START

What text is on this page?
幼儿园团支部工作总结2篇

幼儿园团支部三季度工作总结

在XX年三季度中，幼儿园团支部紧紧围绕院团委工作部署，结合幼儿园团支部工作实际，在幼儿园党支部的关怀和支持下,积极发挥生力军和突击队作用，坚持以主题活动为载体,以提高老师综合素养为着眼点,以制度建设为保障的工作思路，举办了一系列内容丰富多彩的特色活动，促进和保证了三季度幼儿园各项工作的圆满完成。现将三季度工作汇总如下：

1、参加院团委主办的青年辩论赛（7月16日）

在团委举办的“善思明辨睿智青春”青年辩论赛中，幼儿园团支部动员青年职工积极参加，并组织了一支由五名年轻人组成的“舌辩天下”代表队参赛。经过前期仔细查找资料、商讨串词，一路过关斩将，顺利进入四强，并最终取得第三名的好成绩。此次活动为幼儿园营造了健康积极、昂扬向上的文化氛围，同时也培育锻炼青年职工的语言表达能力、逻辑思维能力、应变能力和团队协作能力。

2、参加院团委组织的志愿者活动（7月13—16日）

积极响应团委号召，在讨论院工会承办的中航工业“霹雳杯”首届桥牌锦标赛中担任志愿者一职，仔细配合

END

* _GOAL_
Write out the entries above word for word.

* _TASK RESPONSE_
What text is on this page?
幼儿园团支部工作总结2篇

幼儿园团支部三季度工作总结

在XX年三季度中，幼儿园团支部紧紧围绕院团委工作部署，结合幼儿园团支部工作实际，在幼儿园党支部的关怀和支持下,积极发挥生力军和突击队作用，坚持以主题活动为载体,以提高老师综合素养为着眼点,以制度建设为保障的工作思路，举办了一系列内容丰富多彩的特色活动，促进和保证了三季度幼儿园各项工作的圆满完成。现将三季度工作汇总如下：

1、参加院团委主办的青年辩论赛（7月16日）

在团委举办的“善思明辨睿智青春”青年辩论赛中，幼儿园团支部动员青年职工积极参加，并组织了一支由五名年轻人组成的“舌辩天下”代表队参赛。经过前期仔细查找资料、商讨串词，一路过关斩将，顺利进入四强，并最终取得第三名的好成绩。此次活动为幼儿园营造了健康积极、昂扬向上的文化氛围，同时也培育锻炼青年职工的语言表达能力、逻辑思维能力、应变能力和团队协作能力。

2、参加院团委组织的志愿者活动（7月13—16日）

积极响应团委号召，在讨论院工会承办的中航工业“霹雳杯”首届桥牌锦标赛中担任志愿者一职，仔细配合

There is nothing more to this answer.